Figure record listings
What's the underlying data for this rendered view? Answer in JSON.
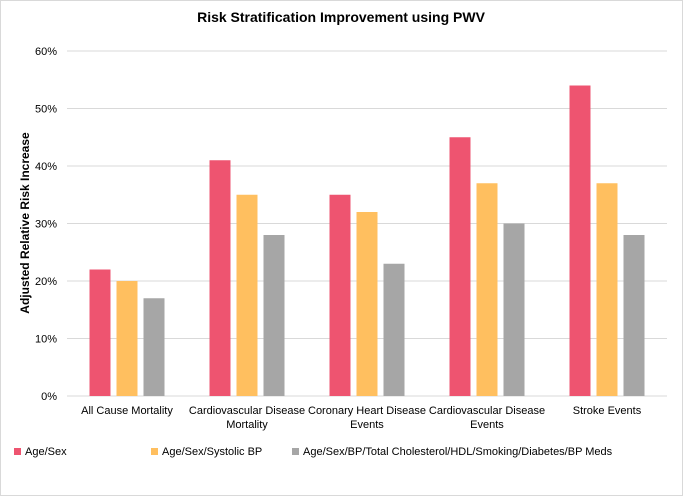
{
  "chart_data": {
    "type": "bar",
    "title": "Risk Stratification Improvement using PWV",
    "xlabel": "",
    "ylabel": "Adjusted Relative Risk Increase",
    "ylim": [
      0,
      60
    ],
    "y_ticks": [
      "0%",
      "10%",
      "20%",
      "30%",
      "40%",
      "50%",
      "60%"
    ],
    "y_tick_values": [
      0,
      10,
      20,
      30,
      40,
      50,
      60
    ],
    "grid": true,
    "legend_position": "bottom",
    "categories": [
      [
        "All Cause Mortality"
      ],
      [
        "Cardiovascular Disease",
        "Mortality"
      ],
      [
        "Coronary Heart Disease",
        "Events"
      ],
      [
        "Cardiovascular Disease",
        "Events"
      ],
      [
        "Stroke Events"
      ]
    ],
    "series": [
      {
        "name": "Age/Sex",
        "color": "#ee5470",
        "values": [
          22,
          41,
          35,
          45,
          54
        ]
      },
      {
        "name": "Age/Sex/Systolic BP",
        "color": "#ffbf5f",
        "values": [
          20,
          35,
          32,
          37,
          37
        ]
      },
      {
        "name": "Age/Sex/BP/Total Cholesterol/HDL/Smoking/Diabetes/BP Meds",
        "color": "#a6a6a6",
        "values": [
          17,
          28,
          23,
          30,
          28
        ]
      }
    ]
  }
}
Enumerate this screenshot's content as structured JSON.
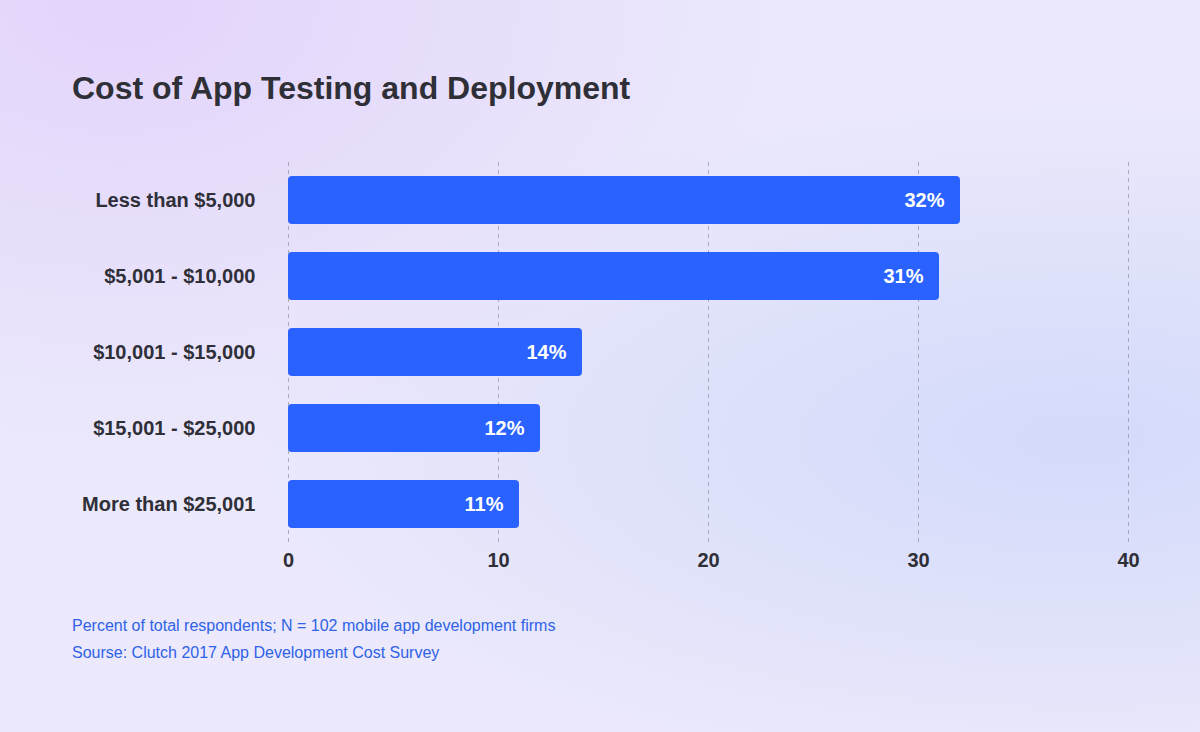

→ **Aim of the task**:
Lines that hold "color" are the ones to copy; find all of them.

→ **Right answer**:
        "color": "#ee5470",
        "color": "#ffbf5f",
        "color": "#a6a6a6",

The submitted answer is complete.